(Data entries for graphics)
:::::

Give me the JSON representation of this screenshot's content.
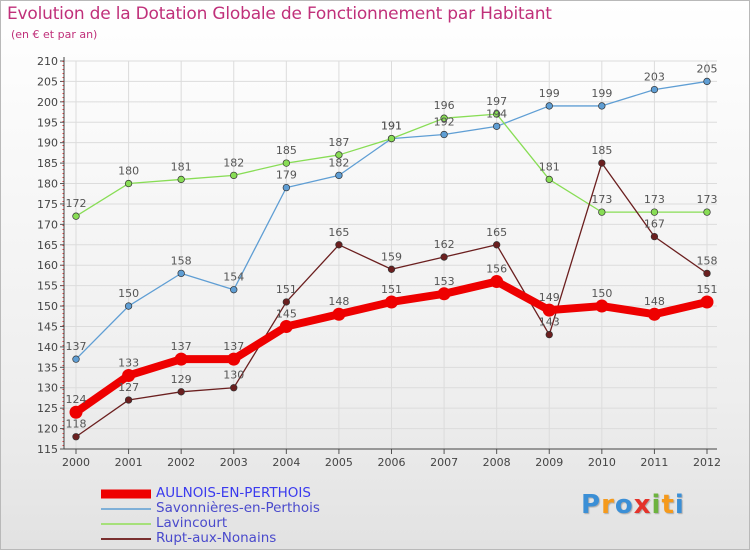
{
  "chart_data": {
    "type": "line",
    "title": "Evolution de la Dotation Globale de Fonctionnement par Habitant",
    "subtitle": "(en € et par an)",
    "xlabel": "",
    "ylabel": "",
    "ylim": [
      115,
      210
    ],
    "ytick_step": 5,
    "categories": [
      "2000",
      "2001",
      "2002",
      "2003",
      "2004",
      "2005",
      "2006",
      "2007",
      "2008",
      "2009",
      "2010",
      "2011",
      "2012"
    ],
    "series": [
      {
        "name": "AULNOIS-EN-PERTHOIS",
        "color": "#ee0000",
        "emphasis": true,
        "values": [
          124,
          133,
          137,
          137,
          145,
          148,
          151,
          153,
          156,
          149,
          150,
          148,
          151
        ]
      },
      {
        "name": "Savonnières-en-Perthois",
        "color": "#5f9ed4",
        "emphasis": false,
        "values": [
          137,
          150,
          158,
          154,
          179,
          182,
          191,
          192,
          194,
          199,
          199,
          203,
          205
        ]
      },
      {
        "name": "Lavincourt",
        "color": "#88dd55",
        "emphasis": false,
        "values": [
          172,
          180,
          181,
          182,
          185,
          187,
          191,
          196,
          197,
          181,
          173,
          173,
          173
        ]
      },
      {
        "name": "Rupt-aux-Nonains",
        "color": "#6b1f1f",
        "emphasis": false,
        "values": [
          118,
          127,
          129,
          130,
          151,
          165,
          159,
          162,
          165,
          143,
          185,
          167,
          158
        ]
      }
    ]
  },
  "legend": {
    "items": [
      {
        "label": "AULNOIS-EN-PERTHOIS",
        "color": "#ee0000",
        "label_color": "#3a3aee"
      },
      {
        "label": "Savonnières-en-Perthois",
        "color": "#7fb0d8",
        "label_color": "#4a4acc"
      },
      {
        "label": "Lavincourt",
        "color": "#a6e07a",
        "label_color": "#4a4acc"
      },
      {
        "label": "Rupt-aux-Nonains",
        "color": "#7a3030",
        "label_color": "#4a4acc"
      }
    ]
  },
  "brand": {
    "letters": [
      "P",
      "r",
      "o",
      "x",
      "i",
      "t",
      "i"
    ],
    "colors": [
      "#3b8fd6",
      "#f59a1c",
      "#3b8fd6",
      "#e4332b",
      "#6db33f",
      "#f59a1c",
      "#3b8fd6"
    ]
  }
}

:::::

* Challenge:
Pictures don't belong in the copy. Restate all the entries exactly.

* The answer:
Give me the JSON representation of this screenshot's content.
{
  "chart_data": {
    "type": "line",
    "title": "Evolution de la Dotation Globale de Fonctionnement par Habitant",
    "subtitle": "(en € et par an)",
    "xlabel": "",
    "ylabel": "",
    "ylim": [
      115,
      210
    ],
    "ytick_step": 5,
    "categories": [
      "2000",
      "2001",
      "2002",
      "2003",
      "2004",
      "2005",
      "2006",
      "2007",
      "2008",
      "2009",
      "2010",
      "2011",
      "2012"
    ],
    "series": [
      {
        "name": "AULNOIS-EN-PERTHOIS",
        "color": "#ee0000",
        "emphasis": true,
        "values": [
          124,
          133,
          137,
          137,
          145,
          148,
          151,
          153,
          156,
          149,
          150,
          148,
          151
        ]
      },
      {
        "name": "Savonnières-en-Perthois",
        "color": "#5f9ed4",
        "emphasis": false,
        "values": [
          137,
          150,
          158,
          154,
          179,
          182,
          191,
          192,
          194,
          199,
          199,
          203,
          205
        ]
      },
      {
        "name": "Lavincourt",
        "color": "#88dd55",
        "emphasis": false,
        "values": [
          172,
          180,
          181,
          182,
          185,
          187,
          191,
          196,
          197,
          181,
          173,
          173,
          173
        ]
      },
      {
        "name": "Rupt-aux-Nonains",
        "color": "#6b1f1f",
        "emphasis": false,
        "values": [
          118,
          127,
          129,
          130,
          151,
          165,
          159,
          162,
          165,
          143,
          185,
          167,
          158
        ]
      }
    ]
  },
  "legend": {
    "items": [
      {
        "label": "AULNOIS-EN-PERTHOIS",
        "color": "#ee0000",
        "label_color": "#3a3aee"
      },
      {
        "label": "Savonnières-en-Perthois",
        "color": "#7fb0d8",
        "label_color": "#4a4acc"
      },
      {
        "label": "Lavincourt",
        "color": "#a6e07a",
        "label_color": "#4a4acc"
      },
      {
        "label": "Rupt-aux-Nonains",
        "color": "#7a3030",
        "label_color": "#4a4acc"
      }
    ]
  },
  "brand": {
    "letters": [
      "P",
      "r",
      "o",
      "x",
      "i",
      "t",
      "i"
    ],
    "colors": [
      "#3b8fd6",
      "#f59a1c",
      "#3b8fd6",
      "#e4332b",
      "#6db33f",
      "#f59a1c",
      "#3b8fd6"
    ]
  }
}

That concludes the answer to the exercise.